* _SET PROBLEM_:
Return all lines from the listing below in which the string "this" occurs.
begin LISTED ENTRIES
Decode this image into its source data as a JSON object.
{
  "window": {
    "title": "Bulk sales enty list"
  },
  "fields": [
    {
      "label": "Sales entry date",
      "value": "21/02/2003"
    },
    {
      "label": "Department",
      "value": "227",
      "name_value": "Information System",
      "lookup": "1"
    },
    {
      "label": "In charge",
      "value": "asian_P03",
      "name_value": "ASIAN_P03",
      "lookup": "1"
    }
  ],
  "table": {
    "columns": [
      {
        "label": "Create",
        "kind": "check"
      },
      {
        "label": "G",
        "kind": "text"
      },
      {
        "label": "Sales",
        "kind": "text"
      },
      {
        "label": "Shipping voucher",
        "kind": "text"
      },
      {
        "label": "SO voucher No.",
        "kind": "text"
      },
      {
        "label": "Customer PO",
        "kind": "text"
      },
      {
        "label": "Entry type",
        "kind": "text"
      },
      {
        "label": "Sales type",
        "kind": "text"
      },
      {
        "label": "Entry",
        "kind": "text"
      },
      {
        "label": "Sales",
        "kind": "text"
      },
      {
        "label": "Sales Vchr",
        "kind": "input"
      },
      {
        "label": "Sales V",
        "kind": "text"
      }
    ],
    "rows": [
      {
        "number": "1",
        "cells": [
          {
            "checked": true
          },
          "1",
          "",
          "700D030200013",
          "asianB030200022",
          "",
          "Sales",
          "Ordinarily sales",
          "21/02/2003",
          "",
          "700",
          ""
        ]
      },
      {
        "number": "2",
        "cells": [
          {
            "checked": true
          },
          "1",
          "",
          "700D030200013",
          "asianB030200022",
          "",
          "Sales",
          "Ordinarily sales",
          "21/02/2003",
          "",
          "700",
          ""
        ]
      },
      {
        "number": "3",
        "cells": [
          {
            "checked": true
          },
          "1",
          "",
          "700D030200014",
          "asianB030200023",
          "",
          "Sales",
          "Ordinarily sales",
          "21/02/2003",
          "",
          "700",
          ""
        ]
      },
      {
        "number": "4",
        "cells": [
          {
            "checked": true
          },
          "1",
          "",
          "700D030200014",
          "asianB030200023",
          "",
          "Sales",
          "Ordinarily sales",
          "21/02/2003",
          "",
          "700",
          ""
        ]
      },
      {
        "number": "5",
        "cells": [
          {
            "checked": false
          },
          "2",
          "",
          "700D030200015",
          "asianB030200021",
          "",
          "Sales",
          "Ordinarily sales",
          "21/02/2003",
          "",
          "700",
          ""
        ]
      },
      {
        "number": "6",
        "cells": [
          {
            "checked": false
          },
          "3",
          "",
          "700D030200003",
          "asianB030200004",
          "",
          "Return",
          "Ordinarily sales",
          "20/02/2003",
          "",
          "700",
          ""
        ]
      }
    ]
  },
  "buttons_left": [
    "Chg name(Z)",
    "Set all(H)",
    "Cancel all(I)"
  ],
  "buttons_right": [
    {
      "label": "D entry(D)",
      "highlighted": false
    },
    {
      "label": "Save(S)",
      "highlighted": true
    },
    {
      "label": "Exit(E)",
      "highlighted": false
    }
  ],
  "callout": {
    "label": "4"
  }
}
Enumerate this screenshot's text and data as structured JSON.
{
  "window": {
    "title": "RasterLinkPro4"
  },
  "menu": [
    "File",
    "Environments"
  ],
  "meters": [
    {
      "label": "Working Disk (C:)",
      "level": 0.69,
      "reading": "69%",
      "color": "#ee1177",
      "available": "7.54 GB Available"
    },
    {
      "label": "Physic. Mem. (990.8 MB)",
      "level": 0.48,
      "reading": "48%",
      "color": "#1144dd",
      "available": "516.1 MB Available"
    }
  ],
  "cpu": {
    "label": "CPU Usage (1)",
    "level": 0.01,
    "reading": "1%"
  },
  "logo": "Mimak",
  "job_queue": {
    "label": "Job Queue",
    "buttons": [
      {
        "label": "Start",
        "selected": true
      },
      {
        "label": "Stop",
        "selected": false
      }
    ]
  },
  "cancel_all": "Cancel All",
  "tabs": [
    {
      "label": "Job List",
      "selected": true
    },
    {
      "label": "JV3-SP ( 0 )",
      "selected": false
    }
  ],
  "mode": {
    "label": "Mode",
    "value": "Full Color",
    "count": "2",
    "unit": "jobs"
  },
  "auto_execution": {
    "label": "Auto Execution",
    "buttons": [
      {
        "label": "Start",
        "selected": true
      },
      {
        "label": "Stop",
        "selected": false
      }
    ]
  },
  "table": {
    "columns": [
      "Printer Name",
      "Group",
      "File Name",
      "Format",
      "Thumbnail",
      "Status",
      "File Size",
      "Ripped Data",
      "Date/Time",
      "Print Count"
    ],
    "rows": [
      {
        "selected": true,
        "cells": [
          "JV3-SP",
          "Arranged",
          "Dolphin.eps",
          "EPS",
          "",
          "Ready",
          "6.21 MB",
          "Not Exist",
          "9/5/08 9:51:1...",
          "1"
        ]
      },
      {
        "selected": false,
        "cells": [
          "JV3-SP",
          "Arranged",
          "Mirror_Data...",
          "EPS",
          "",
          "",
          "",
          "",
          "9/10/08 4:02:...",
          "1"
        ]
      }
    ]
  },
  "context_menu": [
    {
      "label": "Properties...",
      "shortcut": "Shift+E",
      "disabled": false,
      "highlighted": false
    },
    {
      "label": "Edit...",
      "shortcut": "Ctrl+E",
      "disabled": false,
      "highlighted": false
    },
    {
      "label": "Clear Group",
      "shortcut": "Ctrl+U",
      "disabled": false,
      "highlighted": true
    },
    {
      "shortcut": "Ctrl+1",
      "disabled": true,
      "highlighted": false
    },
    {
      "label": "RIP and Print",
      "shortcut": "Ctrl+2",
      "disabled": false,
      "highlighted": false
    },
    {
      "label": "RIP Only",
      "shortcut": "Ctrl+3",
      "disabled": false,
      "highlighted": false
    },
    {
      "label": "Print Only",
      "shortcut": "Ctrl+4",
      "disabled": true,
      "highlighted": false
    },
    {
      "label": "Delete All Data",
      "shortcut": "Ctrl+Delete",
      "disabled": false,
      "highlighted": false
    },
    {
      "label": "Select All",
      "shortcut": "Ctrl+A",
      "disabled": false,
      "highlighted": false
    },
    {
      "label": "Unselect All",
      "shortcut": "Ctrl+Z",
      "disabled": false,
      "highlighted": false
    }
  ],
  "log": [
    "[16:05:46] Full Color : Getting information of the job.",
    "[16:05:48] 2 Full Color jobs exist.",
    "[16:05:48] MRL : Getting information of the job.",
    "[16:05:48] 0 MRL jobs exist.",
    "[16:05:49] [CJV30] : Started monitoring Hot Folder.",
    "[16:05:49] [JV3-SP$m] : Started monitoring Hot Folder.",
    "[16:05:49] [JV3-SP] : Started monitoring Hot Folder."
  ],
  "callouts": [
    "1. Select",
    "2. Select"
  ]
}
end LISTED ENTRIES
* _RESULT OF THE EXERCISE_:
Decode this image into its source data as a JSON object.
Enumerate this screenshot's text and data as structured JSON.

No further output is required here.